STATED GOAL: Collect every line of the listing that contains the string "广西壮族自治区", and copy each such line in full. Treat the match as case-sensitive.

-- Start DATA SECTION --

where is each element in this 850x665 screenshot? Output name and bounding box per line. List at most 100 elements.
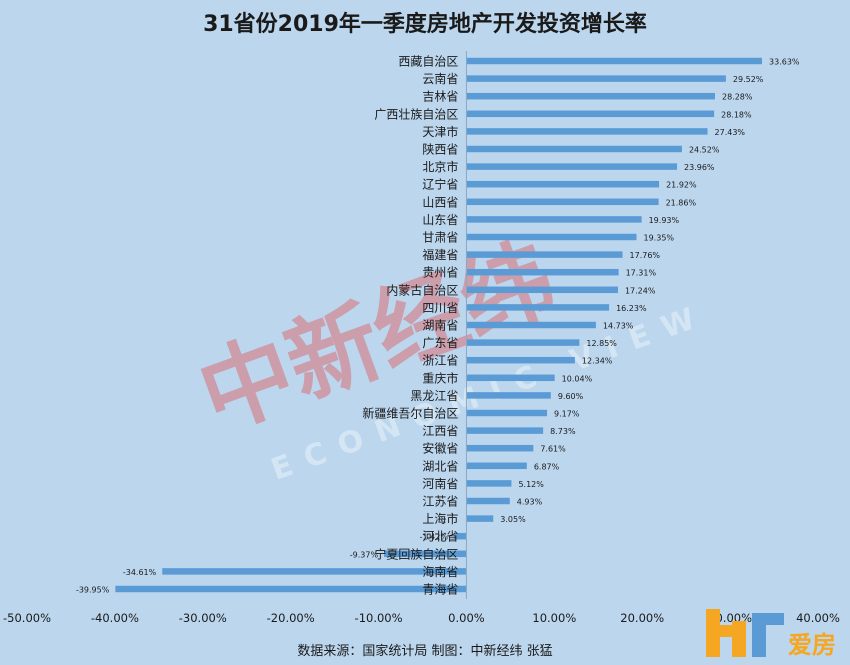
category-label: 山东省 [422,213,458,227]
bar [466,321,596,329]
category-label: 海南省 [422,564,458,579]
value-label: 17.31% [626,269,657,278]
bar [466,286,618,294]
bar [466,268,619,276]
brand-logo-text: 爱房 [788,631,836,659]
value-label: -1.42% [420,533,449,542]
bar [466,497,510,505]
value-label: 29.52% [733,75,764,84]
value-label: 6.87% [534,462,560,471]
category-label: 甘肃省 [422,231,458,245]
x-tick-label: -40.00% [91,611,139,625]
bars-layer [115,57,763,593]
value-label: 9.60% [558,392,584,401]
value-label: 17.76% [630,251,661,260]
value-label: 23.96% [684,163,715,172]
bar [466,427,544,434]
value-label: 21.92% [666,181,697,190]
category-label: 内蒙古自治区 [386,282,458,297]
category-label: 重庆市 [422,370,458,385]
bar [466,374,555,382]
x-tick-label: 40.00% [796,611,840,625]
chart-title: 31省份2019年一季度房地产开发投资增长率 [203,12,647,37]
category-label: 宁夏回族自治区 [374,546,458,561]
x-tick-label: -10.00% [355,611,403,625]
category-label: 云南省 [422,71,458,86]
bar [466,92,715,100]
value-label: 33.63% [769,58,800,67]
x-tick-label: -50.00% [3,611,51,625]
bar [466,251,623,258]
value-label: 5.12% [518,480,544,489]
value-label: 7.61% [540,445,566,454]
category-label: 福建省 [422,247,458,262]
brand-logo: 爱房 [706,609,836,659]
value-label: 4.93% [517,498,543,507]
bar [466,356,575,364]
x-tick-label: -20.00% [267,611,315,625]
value-label: 3.05% [500,515,526,524]
category-label: 安徽省 [422,441,458,456]
value-label: 24.52% [689,146,720,155]
bar [466,110,715,118]
value-label: 19.93% [649,216,680,225]
bar [466,480,512,487]
category-label: 四川省 [422,301,458,315]
bar [466,392,551,399]
bar [466,128,708,135]
category-label: 贵州省 [422,266,458,280]
category-label: 新疆维吾尔自治区 [362,406,458,421]
category-label: 上海市 [422,511,458,526]
labels-layer: 西藏自治区 33.63% 云南省 29.52% 吉林省 28.28% 广西壮族自治区 28.1… [76,55,800,597]
category-label: 黑龙江省 [410,389,458,403]
value-label: 12.34% [582,357,613,366]
category-label: 天津市 [422,124,458,139]
category-label: 江西省 [422,424,458,438]
value-label: 16.23% [616,304,647,313]
value-label: 10.04% [562,374,593,383]
bar [466,180,660,188]
value-label: 17.24% [625,286,656,295]
bar [466,163,678,170]
value-label: -9.37% [350,550,379,559]
x-tick-label: 0.00% [448,611,485,625]
bar [466,198,659,206]
bar [115,585,467,593]
category-label: 浙江省 [422,354,458,368]
category-label: 河北省 [422,530,458,544]
bar [466,216,642,223]
category-label: 湖南省 [422,318,458,333]
bar [466,304,610,311]
bar [466,409,548,417]
bar [466,462,527,470]
source-note: 数据来源：国家统计局 制图：中新经纬 张猛 [297,644,553,659]
x-tick-label: 20.00% [620,611,664,625]
category-label: 西藏自治区 [398,55,458,69]
category-label: 陕西省 [422,142,458,157]
bar [466,233,637,241]
category-label: 河南省 [422,476,458,491]
value-label: 21.86% [666,198,697,207]
category-label: 湖北省 [422,458,458,473]
category-label: 山西省 [422,195,458,209]
bar [453,532,467,540]
bar [162,568,467,575]
x-axis: -50.00% -40.00% -30.00% -20.00% -10.00% 0.00%… [3,51,840,625]
bar [466,444,534,452]
bar [466,145,682,153]
bar [466,515,494,522]
value-label: 14.73% [603,322,634,331]
category-label: 广西壮族自治区 [374,107,458,121]
category-label: 江苏省 [422,495,458,509]
category-label: 广东省 [422,336,458,350]
bar [466,75,726,82]
value-label: 27.43% [715,128,746,137]
bar [466,57,763,65]
x-tick-label: 10.00% [532,611,576,625]
value-label: 9.17% [554,410,580,419]
x-tick-label: -30.00% [179,611,227,625]
value-label: 8.73% [550,427,576,436]
bar [384,550,467,558]
category-label: 吉林省 [422,90,458,104]
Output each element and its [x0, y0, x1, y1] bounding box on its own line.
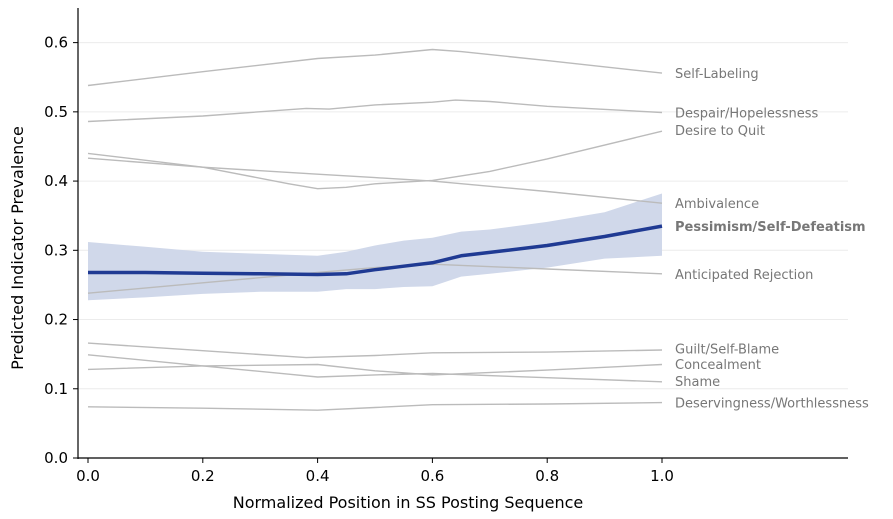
series-label: Guilt/Self-Blame — [675, 343, 779, 358]
series-label: Concealment — [675, 358, 761, 373]
x-tick-label: 0.4 — [306, 467, 330, 485]
y-tick-label: 0.5 — [44, 103, 68, 121]
x-tick-label: 0.0 — [76, 467, 100, 485]
series-labels-layer: Self-Labeling Despair/Hopelessness Desire … — [675, 67, 869, 412]
confidence-band — [88, 193, 662, 301]
series-line — [87, 263, 663, 294]
y-tick-label: 0.1 — [44, 380, 68, 398]
series-label: Ambivalence — [675, 197, 759, 212]
series-label: Desire to Quit — [675, 124, 765, 139]
series-line — [87, 363, 663, 376]
series-label: Anticipated Rejection — [675, 268, 813, 283]
y-tick-label: 0.0 — [44, 449, 68, 467]
series-label: Despair/Hopelessness — [675, 107, 818, 122]
series-line — [87, 342, 663, 359]
highlight-line — [88, 224, 663, 277]
axes: 0.0 0.1 0.2 0.3 0.4 0.5 0.6 0.0 0.2 0.4 0.6 0.8 1.0 — [44, 8, 848, 485]
x-tick-label: 0.6 — [420, 467, 444, 485]
series-line — [87, 99, 663, 123]
series-line — [87, 48, 663, 87]
confidence-band-layer — [88, 193, 662, 301]
series-line — [87, 401, 663, 411]
series-label: Self-Labeling — [675, 67, 759, 82]
x-axis-title: Normalized Position in SS Posting Sequen… — [233, 493, 584, 512]
series-label: Deservingness/Worthlessness — [675, 397, 869, 412]
y-tick-label: 0.4 — [44, 172, 68, 190]
y-tick-label: 0.6 — [44, 34, 68, 52]
grid-lines — [78, 42, 848, 390]
y-axis-title: Predicted Indicator Prevalence — [8, 126, 27, 370]
series-lines-layer — [87, 48, 663, 411]
y-tick-label: 0.2 — [44, 311, 68, 329]
x-tick-label: 0.2 — [191, 467, 215, 485]
x-tick-label: 1.0 — [650, 467, 674, 485]
series-label: Shame — [675, 375, 720, 390]
series-line — [87, 130, 663, 190]
series-line — [87, 157, 663, 204]
highlight-label: Pessimism/Self-Defeatism — [675, 220, 866, 235]
y-tick-label: 0.3 — [44, 241, 68, 259]
x-tick-label: 0.8 — [535, 467, 559, 485]
series-line — [87, 354, 663, 383]
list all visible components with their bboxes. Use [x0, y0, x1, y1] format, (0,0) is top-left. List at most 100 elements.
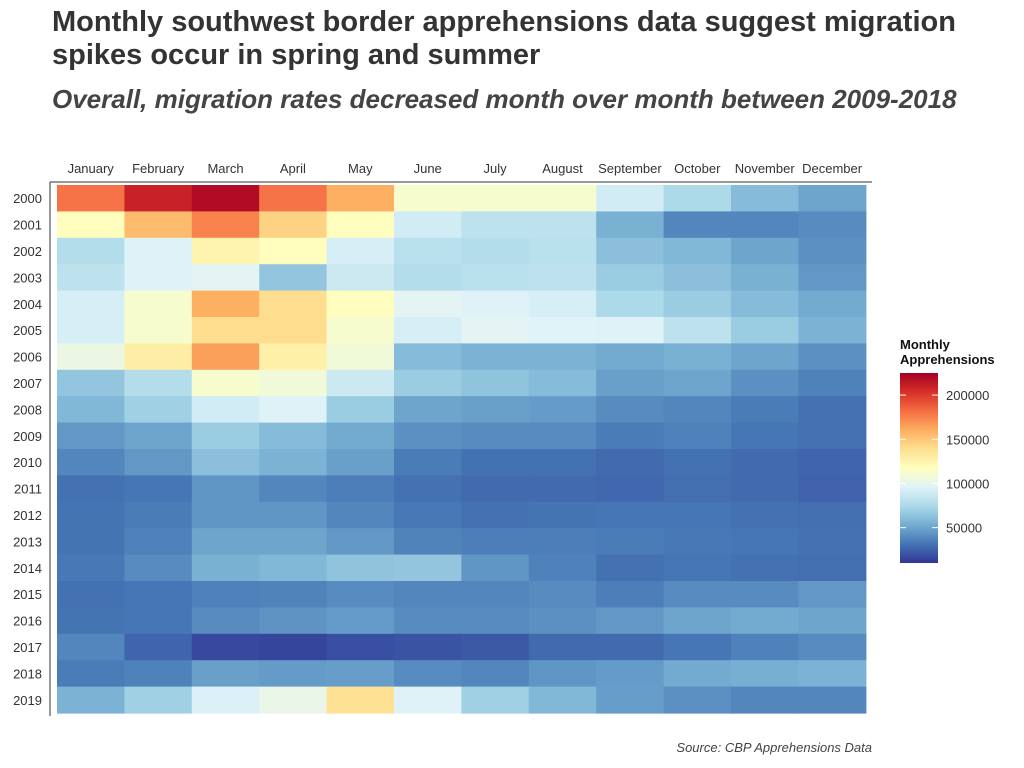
heatmap-cell-2006-december	[798, 343, 867, 371]
heatmap-cell-2015-march	[191, 581, 260, 608]
heatmap-cell-2013-may	[326, 528, 395, 556]
heatmap-cell-2005-october	[663, 317, 732, 344]
heatmap-cell-2018-october	[663, 660, 732, 688]
heatmap-cell-2007-december	[798, 369, 867, 397]
heatmap-cell-2011-july	[461, 475, 530, 503]
month-label-august: August	[542, 161, 583, 176]
heatmap-cell-2011-january	[57, 475, 125, 503]
month-label-september: September	[598, 161, 662, 176]
heatmap-cell-2000-may	[326, 185, 395, 212]
heatmap-cell-2000-january	[57, 185, 125, 212]
heatmap-cell-2004-february	[124, 290, 193, 318]
heatmap-cell-2005-december	[798, 317, 867, 344]
heatmap-cell-2006-july	[461, 343, 530, 371]
heatmap-cell-2012-april	[259, 501, 328, 529]
heatmap-cell-2012-december	[798, 501, 867, 529]
heatmap-cell-2015-january	[57, 581, 125, 608]
heatmap-cell-2010-september	[596, 449, 665, 476]
heatmap-cell-2012-january	[57, 501, 125, 529]
year-label-2000: 2000	[13, 191, 42, 206]
heatmap-cell-2016-december	[798, 607, 867, 635]
heatmap-cell-2010-july	[461, 449, 530, 476]
heatmap-cell-2009-march	[191, 422, 260, 450]
heatmap-cell-2004-march	[191, 290, 260, 318]
heatmap-cell-2006-march	[191, 343, 260, 371]
heatmap-cell-2007-june	[394, 369, 462, 397]
heatmap-cell-2008-august	[528, 396, 597, 424]
year-label-2009: 2009	[13, 429, 42, 444]
heatmap-cell-2013-december	[798, 528, 867, 556]
heatmap-cell-2007-january	[57, 369, 125, 397]
heatmap-cell-2007-july	[461, 369, 530, 397]
heatmap-cell-2002-november	[731, 237, 799, 265]
heatmap-cell-2013-march	[191, 528, 260, 556]
heatmap-cell-2004-may	[326, 290, 395, 318]
heatmap-cell-2016-july	[461, 607, 530, 635]
heatmap-cell-2007-march	[191, 369, 260, 397]
heatmap-cell-2017-january	[57, 633, 125, 661]
heatmap-cell-2011-february	[124, 475, 193, 503]
month-label-may: May	[348, 161, 373, 176]
heatmap-cell-2014-december	[798, 554, 867, 582]
heatmap-cell-2014-january	[57, 554, 125, 582]
year-label-2001: 2001	[13, 218, 42, 233]
heatmap-cell-2011-march	[191, 475, 260, 503]
heatmap-cell-2006-february	[124, 343, 193, 371]
heatmap-cell-2019-august	[528, 686, 597, 714]
heatmap-cell-2004-january	[57, 290, 125, 318]
heatmap-cell-2005-february	[124, 317, 193, 344]
heatmap-cell-2011-december	[798, 475, 867, 503]
heatmap-cell-2012-march	[191, 501, 260, 529]
heatmap-cell-2012-february	[124, 501, 193, 529]
heatmap-cell-2012-september	[596, 501, 665, 529]
heatmap-cell-2008-july	[461, 396, 530, 424]
year-label-2013: 2013	[13, 534, 42, 549]
heatmap-cell-2002-february	[124, 237, 193, 265]
heatmap-cell-2014-june	[394, 554, 462, 582]
heatmap-cell-2015-september	[596, 581, 665, 608]
month-label-november: November	[735, 161, 796, 176]
heatmap-cell-2004-september	[596, 290, 665, 318]
heatmap-cell-2002-may	[326, 237, 395, 265]
heatmap-cell-2019-october	[663, 686, 732, 714]
year-label-2016: 2016	[13, 614, 42, 629]
heatmap-cell-2009-november	[731, 422, 799, 450]
heatmap-cell-2013-august	[528, 528, 597, 556]
heatmap-cell-2000-august	[528, 185, 597, 212]
heatmap-cell-2004-november	[731, 290, 799, 318]
heatmap-cell-2007-november	[731, 369, 799, 397]
heatmap-cell-2012-july	[461, 501, 530, 529]
heatmap-cell-2015-february	[124, 581, 193, 608]
heatmap-cell-2015-october	[663, 581, 732, 608]
year-label-2008: 2008	[13, 402, 42, 417]
heatmap-cell-2014-november	[731, 554, 799, 582]
heatmap-cell-2005-june	[394, 317, 462, 344]
heatmap-cell-2003-april	[259, 264, 328, 292]
heatmap-cell-2017-june	[394, 633, 462, 661]
year-label-2017: 2017	[13, 640, 42, 655]
heatmap-cell-2015-july	[461, 581, 530, 608]
heatmap-cell-2010-january	[57, 449, 125, 476]
heatmap-cell-2000-december	[798, 185, 867, 212]
heatmap-cell-2006-june	[394, 343, 462, 371]
heatmap-cell-2009-january	[57, 422, 125, 450]
heatmap-cell-2017-august	[528, 633, 597, 661]
heatmap-cell-2005-september	[596, 317, 665, 344]
year-label-2015: 2015	[13, 587, 42, 602]
heatmap-cell-2001-october	[663, 211, 732, 239]
heatmap-cell-2008-june	[394, 396, 462, 424]
heatmap-cell-2018-august	[528, 660, 597, 688]
heatmap-cell-2017-july	[461, 633, 530, 661]
heatmap-cell-2004-july	[461, 290, 530, 318]
month-label-june: June	[414, 161, 442, 176]
heatmap-cell-2005-november	[731, 317, 799, 344]
heatmap-cell-2017-february	[124, 633, 193, 661]
heatmap-cell-2010-december	[798, 449, 867, 476]
heatmap-cell-2011-november	[731, 475, 799, 503]
heatmap-cell-2003-june	[394, 264, 462, 292]
heatmap-cell-2003-november	[731, 264, 799, 292]
heatmap-cell-2018-july	[461, 660, 530, 688]
heatmap-cell-2014-february	[124, 554, 193, 582]
heatmap-cell-2012-october	[663, 501, 732, 529]
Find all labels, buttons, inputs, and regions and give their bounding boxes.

-- End DATA SECTION --

EXPECTED OUTPUT:
labels-layer: 西藏自治区 33.63% 云南省 29.52% 吉林省 28.28% 广西壮族自治区 28.1… [76,55,800,597]
category-label: 广西壮族自治区 [374,107,458,121]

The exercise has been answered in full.